-------- Data to use

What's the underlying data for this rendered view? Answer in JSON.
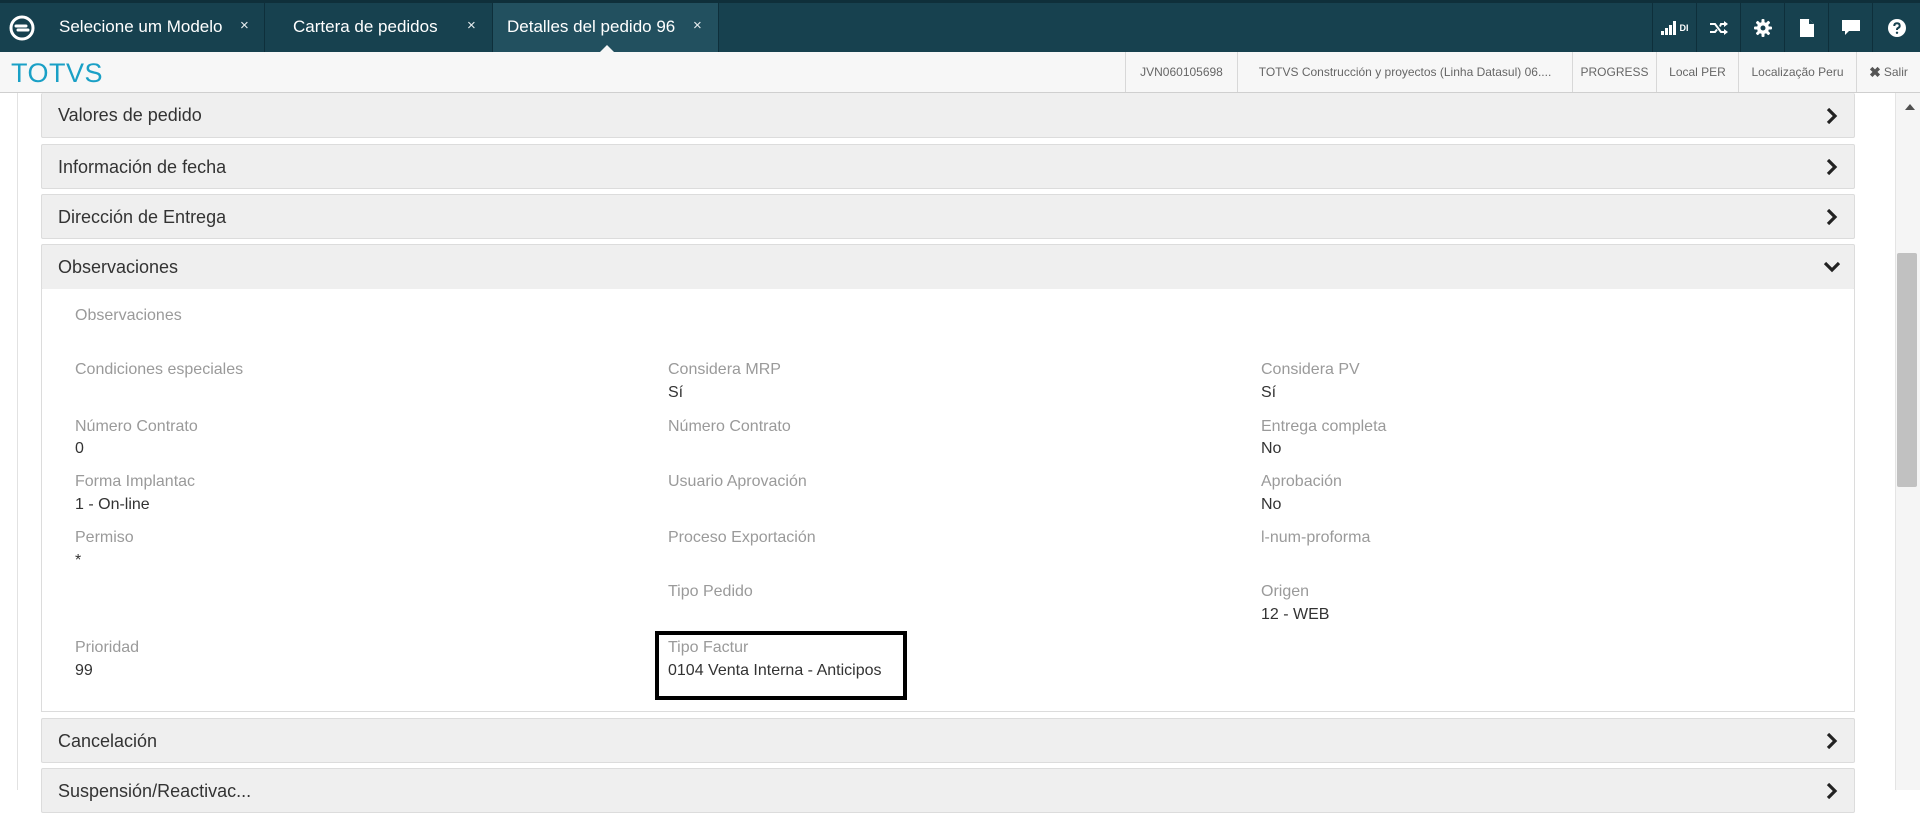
{
  "tabs": [
    {
      "label": "Selecione um Modelo",
      "close": "×"
    },
    {
      "label": "Cartera de pedidos",
      "close": "×"
    },
    {
      "label": "Detalles del pedido 96",
      "close": "×"
    }
  ],
  "topbar_icons": {
    "analytics_label": "DI"
  },
  "brand": "TOTVS",
  "info_bar": {
    "user": "JVN060105698",
    "company": "TOTVS Construcción y proyectos (Linha Datasul) 06....",
    "database": "PROGRESS",
    "local": "Local PER",
    "localization": "Localização Peru",
    "logout": "Salir"
  },
  "sections": {
    "valores": "Valores de pedido",
    "fecha": "Información de fecha",
    "direccion": "Dirección de Entrega",
    "observaciones": "Observaciones",
    "cancelacion": "Cancelación",
    "suspension": "Suspensión/Reactivac..."
  },
  "observaciones": {
    "obs_label": "Observaciones",
    "condiciones_label": "Condiciones especiales",
    "considera_mrp_label": "Considera MRP",
    "considera_mrp_value": "Sí",
    "considera_pv_label": "Considera PV",
    "considera_pv_value": "Sí",
    "numero_contrato_label": "Número Contrato",
    "numero_contrato_value": "0",
    "numero_contrato2_label": "Número Contrato",
    "entrega_completa_label": "Entrega completa",
    "entrega_completa_value": "No",
    "forma_implantac_label": "Forma Implantac",
    "forma_implantac_value": "1 - On-line",
    "usuario_aprovacion_label": "Usuario Aprovación",
    "aprobacion_label": "Aprobación",
    "aprobacion_value": "No",
    "permiso_label": "Permiso",
    "permiso_value": "*",
    "proceso_exportacion_label": "Proceso Exportación",
    "proforma_label": "l-num-proforma",
    "tipo_pedido_label": "Tipo Pedido",
    "origen_label": "Origen",
    "origen_value": "12 - WEB",
    "prioridad_label": "Prioridad",
    "prioridad_value": "99",
    "tipo_factur_label": "Tipo Factur",
    "tipo_factur_value": "0104 Venta Interna - Anticipos"
  }
}
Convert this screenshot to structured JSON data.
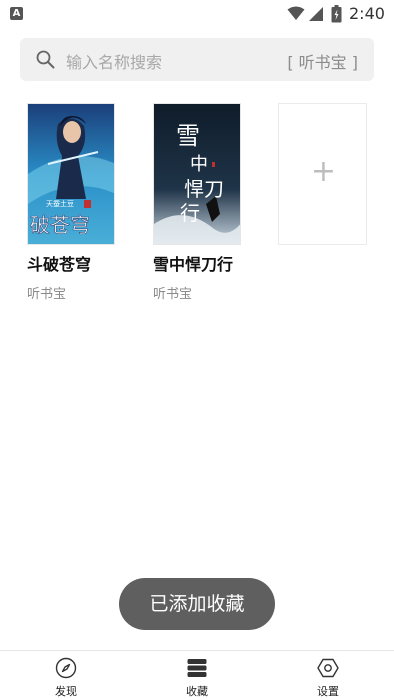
{
  "status_bar": {
    "notification_icon_letter": "A",
    "time": "2:40"
  },
  "search": {
    "placeholder": "输入名称搜索",
    "source_label": "[ 听书宝 ]"
  },
  "books": [
    {
      "title": "斗破苍穹",
      "source": "听书宝",
      "cover_icon": "book-cover-art",
      "cover_text": "破苍穹",
      "cover_author": "天蚕土豆"
    },
    {
      "title": "雪中悍刀行",
      "source": "听书宝",
      "cover_icon": "book-cover-art",
      "cover_text": "雪中悍刀行"
    }
  ],
  "add_book": {
    "symbol": "+"
  },
  "toast": {
    "message": "已添加收藏"
  },
  "nav": {
    "items": [
      {
        "label": "发现",
        "icon": "compass-icon"
      },
      {
        "label": "收藏",
        "icon": "bookshelf-icon"
      },
      {
        "label": "设置",
        "icon": "settings-icon"
      }
    ]
  },
  "colors": {
    "background": "#ffffff",
    "search_bg": "#f0f0f0",
    "toast_bg": "#5f5f5f"
  }
}
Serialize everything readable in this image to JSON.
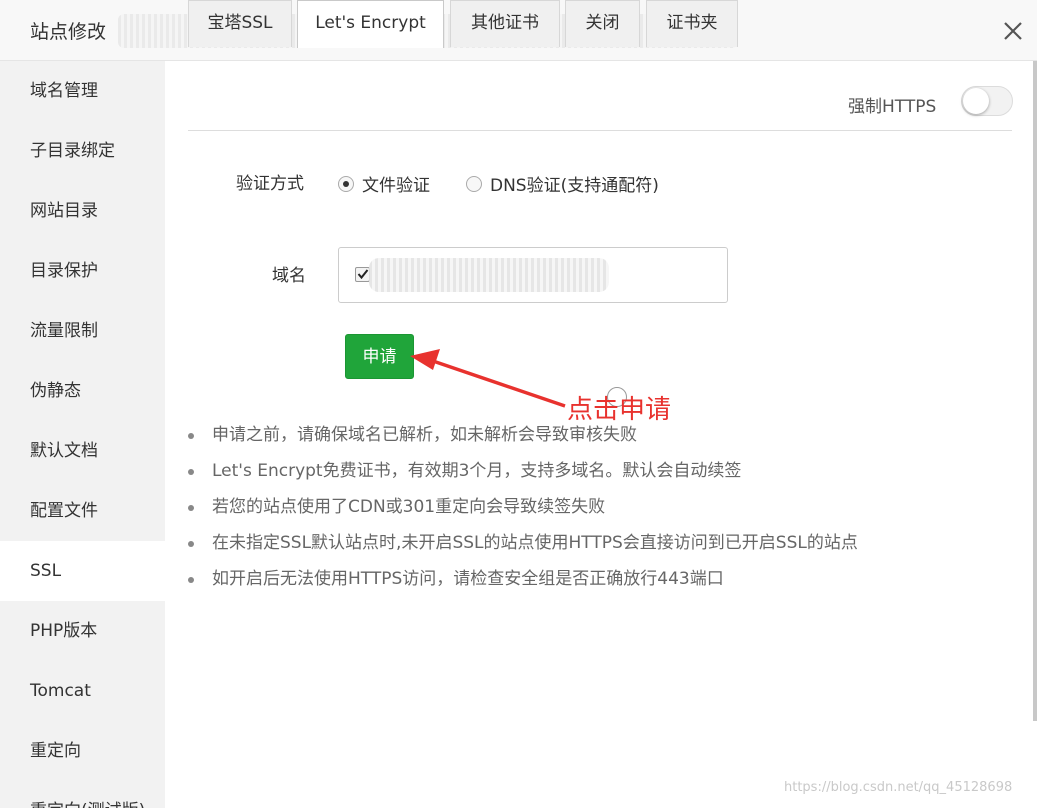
{
  "window": {
    "title": "站点修改"
  },
  "sidebar": {
    "items": [
      {
        "label": "域名管理"
      },
      {
        "label": "子目录绑定"
      },
      {
        "label": "网站目录"
      },
      {
        "label": "目录保护"
      },
      {
        "label": "流量限制"
      },
      {
        "label": "伪静态"
      },
      {
        "label": "默认文档"
      },
      {
        "label": "配置文件"
      },
      {
        "label": "SSL"
      },
      {
        "label": "PHP版本"
      },
      {
        "label": "Tomcat"
      },
      {
        "label": "重定向"
      },
      {
        "label": "重定向(测试版)"
      }
    ],
    "active_index": 8
  },
  "tabs": [
    {
      "label": "宝塔SSL"
    },
    {
      "label": "Let's Encrypt"
    },
    {
      "label": "其他证书"
    },
    {
      "label": "关闭"
    },
    {
      "label": "证书夹"
    }
  ],
  "active_tab": 1,
  "force_https": {
    "label": "强制HTTPS",
    "enabled": false
  },
  "verify": {
    "label": "验证方式",
    "options": [
      {
        "label": "文件验证",
        "checked": true
      },
      {
        "label": "DNS验证(支持通配符)",
        "checked": false
      }
    ]
  },
  "domain": {
    "label": "域名",
    "checked": true
  },
  "apply_button": {
    "label": "申请"
  },
  "annotation": {
    "text": "点击申请",
    "color": "#e8322e"
  },
  "notes": [
    "申请之前，请确保域名已解析，如未解析会导致审核失败",
    "Let's Encrypt免费证书，有效期3个月，支持多域名。默认会自动续签",
    "若您的站点使用了CDN或301重定向会导致续签失败",
    "在未指定SSL默认站点时,未开启SSL的站点使用HTTPS会直接访问到已开启SSL的站点",
    "如开启后无法使用HTTPS访问，请检查安全组是否正确放行443端口"
  ],
  "watermark": "https://blog.csdn.net/qq_45128698",
  "colors": {
    "primary_green": "#20a53a",
    "sidebar_bg": "#f2f2f2"
  }
}
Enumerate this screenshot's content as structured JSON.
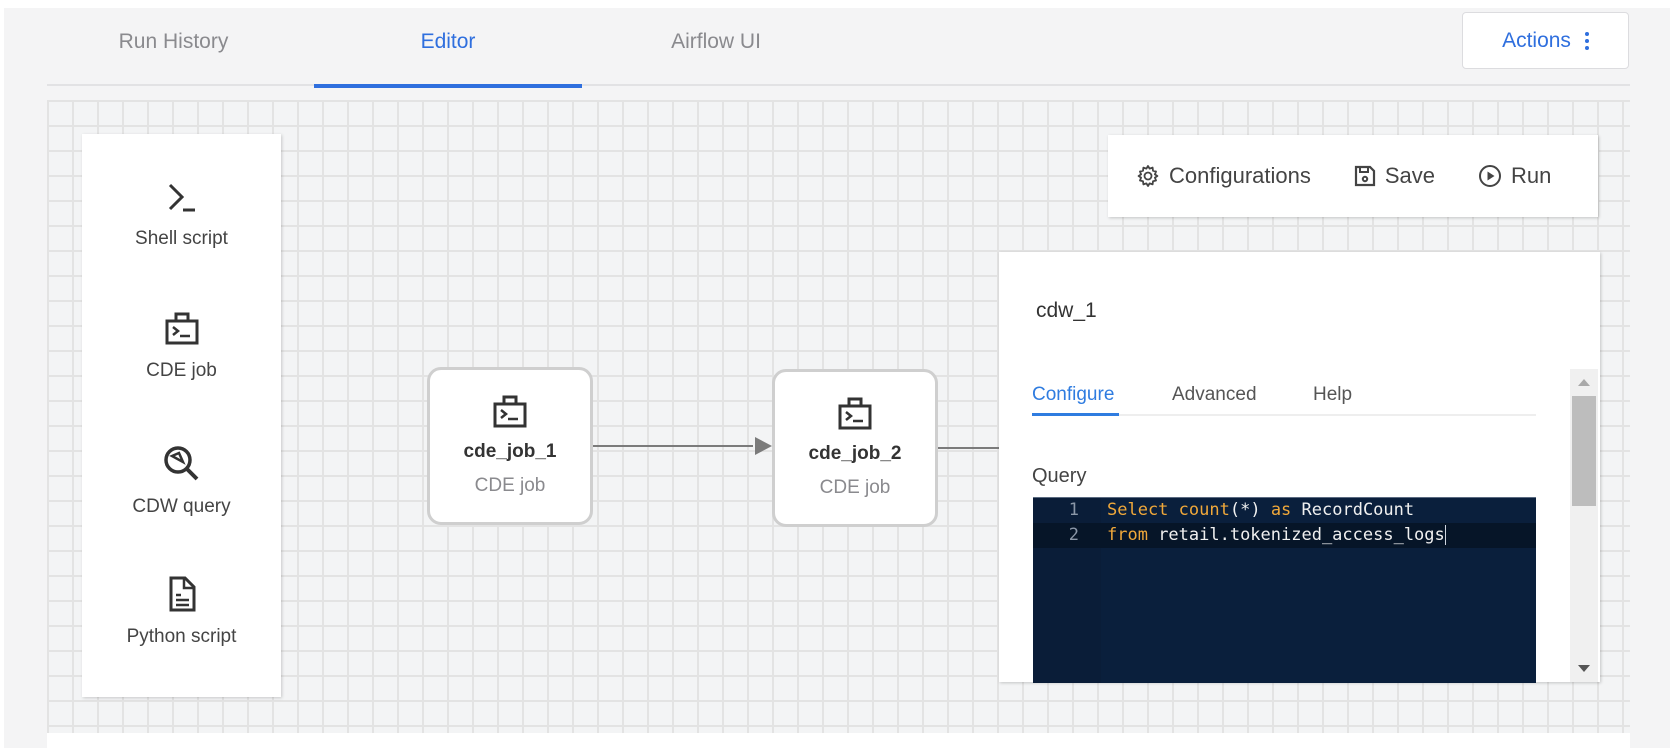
{
  "tabs": [
    {
      "label": "Run History",
      "active": false
    },
    {
      "label": "Editor",
      "active": true
    },
    {
      "label": "Airflow UI",
      "active": false
    }
  ],
  "actions": {
    "label": "Actions",
    "icon": "kebab-icon"
  },
  "palette": {
    "items": [
      {
        "label": "Shell script",
        "icon": "terminal-prompt-icon"
      },
      {
        "label": "CDE job",
        "icon": "cde-job-icon"
      },
      {
        "label": "CDW query",
        "icon": "cdw-query-icon"
      },
      {
        "label": "Python script",
        "icon": "document-icon"
      }
    ]
  },
  "nodes": [
    {
      "name": "cde_job_1",
      "type": "CDE job",
      "icon": "cde-job-icon"
    },
    {
      "name": "cde_job_2",
      "type": "CDE job",
      "icon": "cde-job-icon"
    }
  ],
  "toolbar": {
    "configurations_label": "Configurations",
    "save_label": "Save",
    "run_label": "Run"
  },
  "panel": {
    "title": "cdw_1",
    "tabs": [
      {
        "label": "Configure",
        "active": true
      },
      {
        "label": "Advanced",
        "active": false
      },
      {
        "label": "Help",
        "active": false
      }
    ],
    "query_label": "Query",
    "query_lines": [
      {
        "number": "1",
        "tokens": [
          {
            "t": "Select",
            "kw": true
          },
          {
            "t": " "
          },
          {
            "t": "count",
            "kw": true
          },
          {
            "t": "(*) "
          },
          {
            "t": "as",
            "kw": true
          },
          {
            "t": " RecordCount"
          }
        ]
      },
      {
        "number": "2",
        "tokens": [
          {
            "t": "from",
            "kw": true
          },
          {
            "t": " retail.tokenized_access_logs"
          }
        ]
      }
    ]
  },
  "colors": {
    "accent": "#2f6fde",
    "editor_bg": "#0a1f3c",
    "keyword": "#f0a83a"
  }
}
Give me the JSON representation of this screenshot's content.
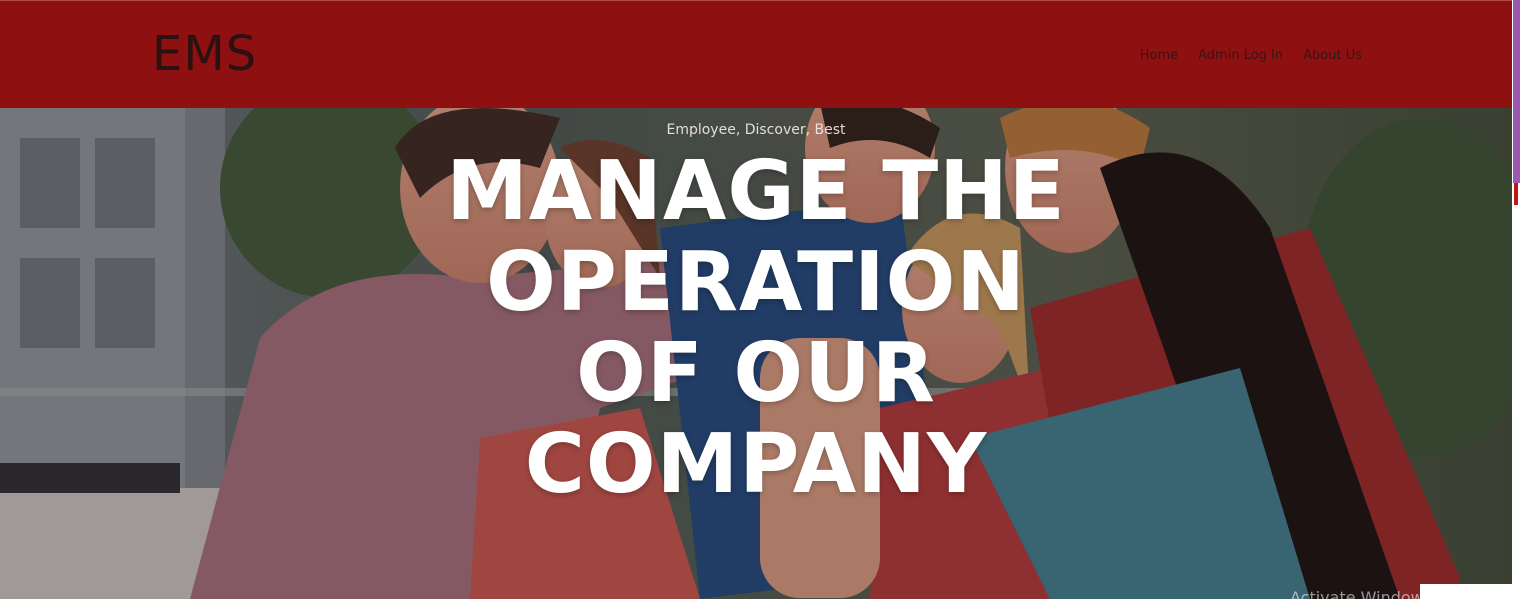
{
  "colors": {
    "navbar_bg": "#8f1010",
    "brand_text": "#2b1111",
    "nav_link": "#3a1414",
    "hero_title": "#ffffff"
  },
  "header": {
    "brand": "EMS",
    "nav": [
      {
        "label": "Home"
      },
      {
        "label": "Admin Log In"
      },
      {
        "label": "About Us"
      }
    ]
  },
  "hero": {
    "kicker": "Employee, Discover, Best",
    "title": "MANAGE THE OPERATION OF OUR COMPANY",
    "image": "team-hands-together-photo"
  },
  "system": {
    "watermark": "Activate Windows"
  }
}
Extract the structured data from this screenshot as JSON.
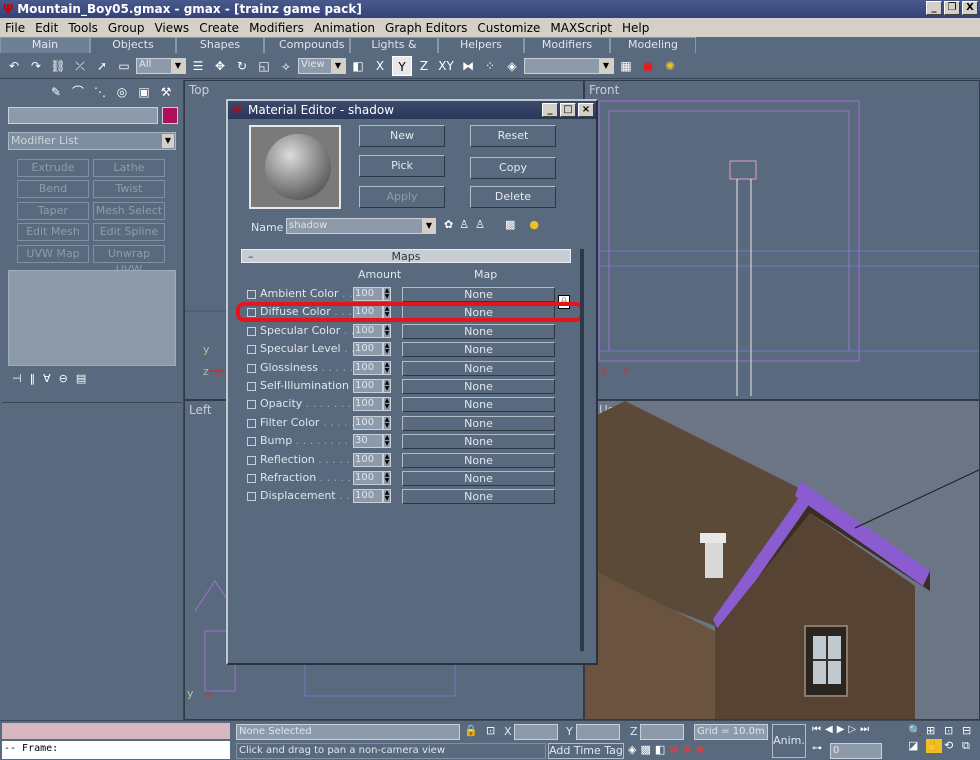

----------------

Written request: All lines above with "Número" in them should be returned.

Correct response:
    "numero_contrato_label": "Número Contrato",
    "numero_contrato2_label": "Número Contrato",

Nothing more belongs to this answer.